* [Set exercise] How many lines in the records contain the string "Descente"? Give only the number.
======== Task data
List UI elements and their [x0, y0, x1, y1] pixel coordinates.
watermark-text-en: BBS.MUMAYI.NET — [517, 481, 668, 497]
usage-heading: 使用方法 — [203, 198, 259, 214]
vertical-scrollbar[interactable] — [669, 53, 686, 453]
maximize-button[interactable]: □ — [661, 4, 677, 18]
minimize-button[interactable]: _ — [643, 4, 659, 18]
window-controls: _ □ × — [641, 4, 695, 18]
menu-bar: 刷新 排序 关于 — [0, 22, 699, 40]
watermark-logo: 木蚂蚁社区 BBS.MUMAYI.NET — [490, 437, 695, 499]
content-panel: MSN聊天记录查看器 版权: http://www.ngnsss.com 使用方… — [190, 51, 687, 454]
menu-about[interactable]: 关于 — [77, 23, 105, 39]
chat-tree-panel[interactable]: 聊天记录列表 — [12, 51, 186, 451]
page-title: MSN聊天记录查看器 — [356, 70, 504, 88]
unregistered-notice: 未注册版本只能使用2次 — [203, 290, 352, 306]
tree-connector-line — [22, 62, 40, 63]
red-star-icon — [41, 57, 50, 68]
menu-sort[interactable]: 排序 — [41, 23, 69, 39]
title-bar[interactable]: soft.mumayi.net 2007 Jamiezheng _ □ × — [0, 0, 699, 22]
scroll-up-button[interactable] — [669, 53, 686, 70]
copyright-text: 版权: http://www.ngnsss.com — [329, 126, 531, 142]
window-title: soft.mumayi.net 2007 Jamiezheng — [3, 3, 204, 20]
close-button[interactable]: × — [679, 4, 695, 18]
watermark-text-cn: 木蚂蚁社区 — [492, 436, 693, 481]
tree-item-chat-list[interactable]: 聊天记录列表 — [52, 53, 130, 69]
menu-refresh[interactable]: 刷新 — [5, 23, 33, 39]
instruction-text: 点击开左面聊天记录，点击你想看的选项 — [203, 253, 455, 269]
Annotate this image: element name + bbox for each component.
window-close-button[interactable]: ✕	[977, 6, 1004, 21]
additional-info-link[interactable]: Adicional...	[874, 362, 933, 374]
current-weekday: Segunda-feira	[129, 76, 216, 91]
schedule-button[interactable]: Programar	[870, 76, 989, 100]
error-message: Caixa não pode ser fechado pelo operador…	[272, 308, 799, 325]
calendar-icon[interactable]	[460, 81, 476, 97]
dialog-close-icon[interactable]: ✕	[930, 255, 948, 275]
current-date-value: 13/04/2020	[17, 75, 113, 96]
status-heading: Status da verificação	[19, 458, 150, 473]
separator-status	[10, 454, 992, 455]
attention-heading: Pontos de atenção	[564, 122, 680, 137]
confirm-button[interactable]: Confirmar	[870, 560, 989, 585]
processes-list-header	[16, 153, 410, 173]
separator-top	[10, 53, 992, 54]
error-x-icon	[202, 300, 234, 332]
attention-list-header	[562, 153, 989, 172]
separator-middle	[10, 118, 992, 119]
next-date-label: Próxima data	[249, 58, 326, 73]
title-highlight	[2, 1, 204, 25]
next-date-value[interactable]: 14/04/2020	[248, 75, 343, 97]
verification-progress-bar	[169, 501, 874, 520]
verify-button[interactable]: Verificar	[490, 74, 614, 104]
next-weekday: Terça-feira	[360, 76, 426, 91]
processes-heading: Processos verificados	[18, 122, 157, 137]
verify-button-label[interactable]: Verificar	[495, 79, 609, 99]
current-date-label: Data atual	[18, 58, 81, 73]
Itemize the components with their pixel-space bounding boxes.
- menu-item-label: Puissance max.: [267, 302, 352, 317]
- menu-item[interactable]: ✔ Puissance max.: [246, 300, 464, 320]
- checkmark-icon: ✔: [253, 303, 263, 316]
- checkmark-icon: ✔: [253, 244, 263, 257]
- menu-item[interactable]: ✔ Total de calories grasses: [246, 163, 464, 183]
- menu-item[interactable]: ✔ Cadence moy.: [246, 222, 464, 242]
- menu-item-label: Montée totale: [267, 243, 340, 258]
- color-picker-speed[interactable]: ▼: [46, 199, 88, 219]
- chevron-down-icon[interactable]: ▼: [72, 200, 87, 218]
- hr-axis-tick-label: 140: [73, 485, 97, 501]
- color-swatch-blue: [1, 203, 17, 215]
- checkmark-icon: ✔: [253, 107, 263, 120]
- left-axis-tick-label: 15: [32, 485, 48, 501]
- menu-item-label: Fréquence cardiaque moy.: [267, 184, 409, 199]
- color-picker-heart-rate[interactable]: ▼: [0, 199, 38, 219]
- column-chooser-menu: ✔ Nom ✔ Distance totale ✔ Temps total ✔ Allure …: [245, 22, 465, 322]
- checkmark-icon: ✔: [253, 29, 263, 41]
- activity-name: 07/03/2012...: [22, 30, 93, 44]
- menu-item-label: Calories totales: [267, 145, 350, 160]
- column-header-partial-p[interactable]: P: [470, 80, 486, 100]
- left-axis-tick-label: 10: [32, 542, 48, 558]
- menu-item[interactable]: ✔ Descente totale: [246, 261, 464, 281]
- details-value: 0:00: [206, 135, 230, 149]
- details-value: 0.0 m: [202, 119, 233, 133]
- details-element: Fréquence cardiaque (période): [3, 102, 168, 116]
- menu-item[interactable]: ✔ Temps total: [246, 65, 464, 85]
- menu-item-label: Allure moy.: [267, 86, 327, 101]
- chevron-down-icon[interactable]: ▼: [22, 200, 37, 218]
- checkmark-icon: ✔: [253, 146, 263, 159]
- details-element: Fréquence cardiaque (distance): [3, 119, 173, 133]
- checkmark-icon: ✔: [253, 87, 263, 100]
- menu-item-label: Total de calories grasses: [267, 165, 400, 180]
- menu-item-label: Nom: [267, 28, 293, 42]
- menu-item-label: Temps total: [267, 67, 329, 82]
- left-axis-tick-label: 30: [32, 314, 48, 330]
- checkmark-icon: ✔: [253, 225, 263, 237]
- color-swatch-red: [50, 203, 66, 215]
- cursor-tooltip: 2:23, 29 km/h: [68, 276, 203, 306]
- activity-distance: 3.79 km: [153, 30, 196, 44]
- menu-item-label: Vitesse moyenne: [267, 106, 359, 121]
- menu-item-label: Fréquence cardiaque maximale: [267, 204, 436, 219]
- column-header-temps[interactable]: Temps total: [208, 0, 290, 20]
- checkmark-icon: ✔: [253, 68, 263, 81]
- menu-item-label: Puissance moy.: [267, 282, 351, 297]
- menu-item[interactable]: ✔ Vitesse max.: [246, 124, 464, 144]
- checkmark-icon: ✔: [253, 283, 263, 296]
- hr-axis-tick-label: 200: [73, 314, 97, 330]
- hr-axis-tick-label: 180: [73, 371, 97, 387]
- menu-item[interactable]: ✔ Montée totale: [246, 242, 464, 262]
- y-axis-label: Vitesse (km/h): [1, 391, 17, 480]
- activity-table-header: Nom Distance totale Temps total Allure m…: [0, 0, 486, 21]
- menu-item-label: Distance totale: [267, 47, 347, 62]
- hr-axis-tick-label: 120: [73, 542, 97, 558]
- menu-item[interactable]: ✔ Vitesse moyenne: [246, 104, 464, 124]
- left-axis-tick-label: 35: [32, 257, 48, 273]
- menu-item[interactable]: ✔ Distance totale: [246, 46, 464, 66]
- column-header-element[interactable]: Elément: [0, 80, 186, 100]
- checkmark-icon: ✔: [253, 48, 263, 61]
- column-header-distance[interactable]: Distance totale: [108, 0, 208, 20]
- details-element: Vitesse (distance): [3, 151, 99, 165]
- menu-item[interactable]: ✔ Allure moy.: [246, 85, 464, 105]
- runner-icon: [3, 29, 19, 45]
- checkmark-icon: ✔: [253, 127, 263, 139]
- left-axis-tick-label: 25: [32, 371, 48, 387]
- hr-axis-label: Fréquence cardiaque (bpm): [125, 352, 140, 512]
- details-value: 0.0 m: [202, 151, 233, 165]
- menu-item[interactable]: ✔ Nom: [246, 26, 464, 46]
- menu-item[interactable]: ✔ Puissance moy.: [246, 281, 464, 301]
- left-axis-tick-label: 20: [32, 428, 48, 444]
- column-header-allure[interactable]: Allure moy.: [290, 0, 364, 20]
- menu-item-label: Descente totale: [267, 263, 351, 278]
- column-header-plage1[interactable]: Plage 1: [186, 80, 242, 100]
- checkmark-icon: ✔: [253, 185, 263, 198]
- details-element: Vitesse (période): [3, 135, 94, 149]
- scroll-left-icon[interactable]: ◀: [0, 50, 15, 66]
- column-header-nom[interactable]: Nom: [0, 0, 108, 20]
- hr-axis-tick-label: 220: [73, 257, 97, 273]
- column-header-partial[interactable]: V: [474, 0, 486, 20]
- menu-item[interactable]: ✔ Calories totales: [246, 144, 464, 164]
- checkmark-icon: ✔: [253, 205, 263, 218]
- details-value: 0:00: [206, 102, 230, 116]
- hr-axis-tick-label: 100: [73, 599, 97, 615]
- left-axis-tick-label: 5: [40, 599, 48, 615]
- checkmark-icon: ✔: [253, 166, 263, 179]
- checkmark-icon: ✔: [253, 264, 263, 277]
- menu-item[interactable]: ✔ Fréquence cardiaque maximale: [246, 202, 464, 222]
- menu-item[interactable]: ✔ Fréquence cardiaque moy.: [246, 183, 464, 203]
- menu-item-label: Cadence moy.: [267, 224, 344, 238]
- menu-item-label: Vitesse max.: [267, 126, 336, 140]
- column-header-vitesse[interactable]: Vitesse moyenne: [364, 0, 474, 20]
================
* [Full response] 2